● Goal: Reproduce each line exactly.

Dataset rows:
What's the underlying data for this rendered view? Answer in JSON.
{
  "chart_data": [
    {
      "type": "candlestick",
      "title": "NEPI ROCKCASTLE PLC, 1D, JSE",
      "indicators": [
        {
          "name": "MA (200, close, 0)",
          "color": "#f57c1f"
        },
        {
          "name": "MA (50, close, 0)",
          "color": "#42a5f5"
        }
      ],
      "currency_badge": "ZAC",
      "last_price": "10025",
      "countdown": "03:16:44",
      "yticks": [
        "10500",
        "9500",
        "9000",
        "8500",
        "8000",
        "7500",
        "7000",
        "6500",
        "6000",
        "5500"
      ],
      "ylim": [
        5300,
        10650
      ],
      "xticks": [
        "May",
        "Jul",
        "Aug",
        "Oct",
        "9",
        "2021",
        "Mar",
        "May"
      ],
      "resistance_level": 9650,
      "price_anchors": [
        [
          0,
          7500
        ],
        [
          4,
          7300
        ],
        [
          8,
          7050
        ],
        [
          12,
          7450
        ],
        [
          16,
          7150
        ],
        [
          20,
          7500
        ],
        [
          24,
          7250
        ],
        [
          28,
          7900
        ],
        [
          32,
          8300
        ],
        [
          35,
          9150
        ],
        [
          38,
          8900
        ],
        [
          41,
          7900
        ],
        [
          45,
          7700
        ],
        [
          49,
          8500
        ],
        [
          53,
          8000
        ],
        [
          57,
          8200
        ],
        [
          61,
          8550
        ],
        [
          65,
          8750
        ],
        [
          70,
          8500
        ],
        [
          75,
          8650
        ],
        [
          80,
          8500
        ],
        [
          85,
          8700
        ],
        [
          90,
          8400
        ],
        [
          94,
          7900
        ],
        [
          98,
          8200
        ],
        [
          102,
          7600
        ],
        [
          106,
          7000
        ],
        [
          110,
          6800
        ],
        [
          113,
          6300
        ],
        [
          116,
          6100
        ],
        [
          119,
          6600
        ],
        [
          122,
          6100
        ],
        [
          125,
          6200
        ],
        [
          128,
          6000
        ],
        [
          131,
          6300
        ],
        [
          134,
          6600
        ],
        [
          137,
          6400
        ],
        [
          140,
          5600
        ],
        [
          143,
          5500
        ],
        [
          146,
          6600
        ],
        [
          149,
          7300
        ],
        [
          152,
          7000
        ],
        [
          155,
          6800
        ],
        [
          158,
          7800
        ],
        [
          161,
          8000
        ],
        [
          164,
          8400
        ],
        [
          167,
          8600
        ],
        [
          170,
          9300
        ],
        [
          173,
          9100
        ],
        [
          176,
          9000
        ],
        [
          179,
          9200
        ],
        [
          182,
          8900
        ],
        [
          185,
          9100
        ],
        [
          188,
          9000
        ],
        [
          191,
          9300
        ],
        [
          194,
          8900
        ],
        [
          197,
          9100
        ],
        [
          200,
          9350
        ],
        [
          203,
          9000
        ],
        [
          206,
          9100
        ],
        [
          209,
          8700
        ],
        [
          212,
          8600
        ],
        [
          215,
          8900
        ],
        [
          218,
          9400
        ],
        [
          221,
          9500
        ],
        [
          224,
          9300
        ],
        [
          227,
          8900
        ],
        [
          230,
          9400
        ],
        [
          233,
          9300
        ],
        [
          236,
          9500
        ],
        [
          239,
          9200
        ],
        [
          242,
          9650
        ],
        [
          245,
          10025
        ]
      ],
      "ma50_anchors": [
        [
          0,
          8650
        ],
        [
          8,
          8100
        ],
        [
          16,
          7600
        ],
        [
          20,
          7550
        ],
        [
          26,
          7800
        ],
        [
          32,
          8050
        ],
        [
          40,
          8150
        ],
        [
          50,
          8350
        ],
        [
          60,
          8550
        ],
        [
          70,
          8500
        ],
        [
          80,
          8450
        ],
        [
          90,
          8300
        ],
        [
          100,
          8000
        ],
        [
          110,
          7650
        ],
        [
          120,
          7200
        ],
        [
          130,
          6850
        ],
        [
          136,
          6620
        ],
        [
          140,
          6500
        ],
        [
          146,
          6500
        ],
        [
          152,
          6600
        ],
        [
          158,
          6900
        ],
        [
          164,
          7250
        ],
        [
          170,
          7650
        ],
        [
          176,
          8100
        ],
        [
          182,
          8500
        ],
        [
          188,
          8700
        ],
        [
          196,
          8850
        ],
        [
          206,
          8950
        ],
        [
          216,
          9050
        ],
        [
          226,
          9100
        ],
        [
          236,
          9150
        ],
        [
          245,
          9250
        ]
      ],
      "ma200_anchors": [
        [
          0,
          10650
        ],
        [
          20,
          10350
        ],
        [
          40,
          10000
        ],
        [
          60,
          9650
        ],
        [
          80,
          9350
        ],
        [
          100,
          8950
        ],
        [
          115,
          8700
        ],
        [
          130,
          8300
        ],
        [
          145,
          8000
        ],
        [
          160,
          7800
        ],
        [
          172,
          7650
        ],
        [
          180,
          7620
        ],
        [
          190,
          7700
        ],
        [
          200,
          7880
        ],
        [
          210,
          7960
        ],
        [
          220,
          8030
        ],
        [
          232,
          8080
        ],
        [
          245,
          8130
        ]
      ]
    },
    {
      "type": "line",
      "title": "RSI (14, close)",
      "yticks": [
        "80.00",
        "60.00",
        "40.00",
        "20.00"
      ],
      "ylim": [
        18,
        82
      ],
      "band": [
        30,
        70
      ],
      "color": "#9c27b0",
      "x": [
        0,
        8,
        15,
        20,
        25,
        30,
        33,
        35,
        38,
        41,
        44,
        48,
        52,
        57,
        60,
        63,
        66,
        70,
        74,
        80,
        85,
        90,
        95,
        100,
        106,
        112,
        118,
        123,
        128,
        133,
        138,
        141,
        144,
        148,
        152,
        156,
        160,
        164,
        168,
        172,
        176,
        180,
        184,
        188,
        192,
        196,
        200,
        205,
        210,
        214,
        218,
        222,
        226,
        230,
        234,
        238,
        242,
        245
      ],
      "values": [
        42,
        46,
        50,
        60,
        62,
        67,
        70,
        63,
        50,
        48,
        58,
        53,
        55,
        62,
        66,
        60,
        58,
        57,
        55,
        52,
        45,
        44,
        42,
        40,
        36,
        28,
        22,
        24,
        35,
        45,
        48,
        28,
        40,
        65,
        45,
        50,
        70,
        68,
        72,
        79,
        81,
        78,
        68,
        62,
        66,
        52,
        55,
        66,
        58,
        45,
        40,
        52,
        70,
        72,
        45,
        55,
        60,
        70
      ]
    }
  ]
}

● Exercise result:
What's the underlying data for this rendered view? Answer in JSON.
{
  "chart_data": [
    {
      "type": "candlestick",
      "title": "NEPI ROCKCASTLE PLC, 1D, JSE",
      "indicators": [
        {
          "name": "MA (200, close, 0)",
          "color": "#f57c1f"
        },
        {
          "name": "MA (50, close, 0)",
          "color": "#42a5f5"
        }
      ],
      "currency_badge": "ZAC",
      "last_price": "10025",
      "countdown": "03:16:44",
      "yticks": [
        "10500",
        "9500",
        "9000",
        "8500",
        "8000",
        "7500",
        "7000",
        "6500",
        "6000",
        "5500"
      ],
      "ylim": [
        5300,
        10650
      ],
      "xticks": [
        "May",
        "Jul",
        "Aug",
        "Oct",
        "9",
        "2021",
        "Mar",
        "May"
      ],
      "resistance_level": 9650,
      "price_anchors": [
        [
          0,
          7500
        ],
        [
          4,
          7300
        ],
        [
          8,
          7050
        ],
        [
          12,
          7450
        ],
        [
          16,
          7150
        ],
        [
          20,
          7500
        ],
        [
          24,
          7250
        ],
        [
          28,
          7900
        ],
        [
          32,
          8300
        ],
        [
          35,
          9150
        ],
        [
          38,
          8900
        ],
        [
          41,
          7900
        ],
        [
          45,
          7700
        ],
        [
          49,
          8500
        ],
        [
          53,
          8000
        ],
        [
          57,
          8200
        ],
        [
          61,
          8550
        ],
        [
          65,
          8750
        ],
        [
          70,
          8500
        ],
        [
          75,
          8650
        ],
        [
          80,
          8500
        ],
        [
          85,
          8700
        ],
        [
          90,
          8400
        ],
        [
          94,
          7900
        ],
        [
          98,
          8200
        ],
        [
          102,
          7600
        ],
        [
          106,
          7000
        ],
        [
          110,
          6800
        ],
        [
          113,
          6300
        ],
        [
          116,
          6100
        ],
        [
          119,
          6600
        ],
        [
          122,
          6100
        ],
        [
          125,
          6200
        ],
        [
          128,
          6000
        ],
        [
          131,
          6300
        ],
        [
          134,
          6600
        ],
        [
          137,
          6400
        ],
        [
          140,
          5600
        ],
        [
          143,
          5500
        ],
        [
          146,
          6600
        ],
        [
          149,
          7300
        ],
        [
          152,
          7000
        ],
        [
          155,
          6800
        ],
        [
          158,
          7800
        ],
        [
          161,
          8000
        ],
        [
          164,
          8400
        ],
        [
          167,
          8600
        ],
        [
          170,
          9300
        ],
        [
          173,
          9100
        ],
        [
          176,
          9000
        ],
        [
          179,
          9200
        ],
        [
          182,
          8900
        ],
        [
          185,
          9100
        ],
        [
          188,
          9000
        ],
        [
          191,
          9300
        ],
        [
          194,
          8900
        ],
        [
          197,
          9100
        ],
        [
          200,
          9350
        ],
        [
          203,
          9000
        ],
        [
          206,
          9100
        ],
        [
          209,
          8700
        ],
        [
          212,
          8600
        ],
        [
          215,
          8900
        ],
        [
          218,
          9400
        ],
        [
          221,
          9500
        ],
        [
          224,
          9300
        ],
        [
          227,
          8900
        ],
        [
          230,
          9400
        ],
        [
          233,
          9300
        ],
        [
          236,
          9500
        ],
        [
          239,
          9200
        ],
        [
          242,
          9650
        ],
        [
          245,
          10025
        ]
      ],
      "ma50_anchors": [
        [
          0,
          8650
        ],
        [
          8,
          8100
        ],
        [
          16,
          7600
        ],
        [
          20,
          7550
        ],
        [
          26,
          7800
        ],
        [
          32,
          8050
        ],
        [
          40,
          8150
        ],
        [
          50,
          8350
        ],
        [
          60,
          8550
        ],
        [
          70,
          8500
        ],
        [
          80,
          8450
        ],
        [
          90,
          8300
        ],
        [
          100,
          8000
        ],
        [
          110,
          7650
        ],
        [
          120,
          7200
        ],
        [
          130,
          6850
        ],
        [
          136,
          6620
        ],
        [
          140,
          6500
        ],
        [
          146,
          6500
        ],
        [
          152,
          6600
        ],
        [
          158,
          6900
        ],
        [
          164,
          7250
        ],
        [
          170,
          7650
        ],
        [
          176,
          8100
        ],
        [
          182,
          8500
        ],
        [
          188,
          8700
        ],
        [
          196,
          8850
        ],
        [
          206,
          8950
        ],
        [
          216,
          9050
        ],
        [
          226,
          9100
        ],
        [
          236,
          9150
        ],
        [
          245,
          9250
        ]
      ],
      "ma200_anchors": [
        [
          0,
          10650
        ],
        [
          20,
          10350
        ],
        [
          40,
          10000
        ],
        [
          60,
          9650
        ],
        [
          80,
          9350
        ],
        [
          100,
          8950
        ],
        [
          115,
          8700
        ],
        [
          130,
          8300
        ],
        [
          145,
          8000
        ],
        [
          160,
          7800
        ],
        [
          172,
          7650
        ],
        [
          180,
          7620
        ],
        [
          190,
          7700
        ],
        [
          200,
          7880
        ],
        [
          210,
          7960
        ],
        [
          220,
          8030
        ],
        [
          232,
          8080
        ],
        [
          245,
          8130
        ]
      ]
    },
    {
      "type": "line",
      "title": "RSI (14, close)",
      "yticks": [
        "80.00",
        "60.00",
        "40.00",
        "20.00"
      ],
      "ylim": [
        18,
        82
      ],
      "band": [
        30,
        70
      ],
      "color": "#9c27b0",
      "x": [
        0,
        8,
        15,
        20,
        25,
        30,
        33,
        35,
        38,
        41,
        44,
        48,
        52,
        57,
        60,
        63,
        66,
        70,
        74,
        80,
        85,
        90,
        95,
        100,
        106,
        112,
        118,
        123,
        128,
        133,
        138,
        141,
        144,
        148,
        152,
        156,
        160,
        164,
        168,
        172,
        176,
        180,
        184,
        188,
        192,
        196,
        200,
        205,
        210,
        214,
        218,
        222,
        226,
        230,
        234,
        238,
        242,
        245
      ],
      "values": [
        42,
        46,
        50,
        60,
        62,
        67,
        70,
        63,
        50,
        48,
        58,
        53,
        55,
        62,
        66,
        60,
        58,
        57,
        55,
        52,
        45,
        44,
        42,
        40,
        36,
        28,
        22,
        24,
        35,
        45,
        48,
        28,
        40,
        65,
        45,
        50,
        70,
        68,
        72,
        79,
        81,
        78,
        68,
        62,
        66,
        52,
        55,
        66,
        58,
        45,
        40,
        52,
        70,
        72,
        45,
        55,
        60,
        70
      ]
    }
  ]
}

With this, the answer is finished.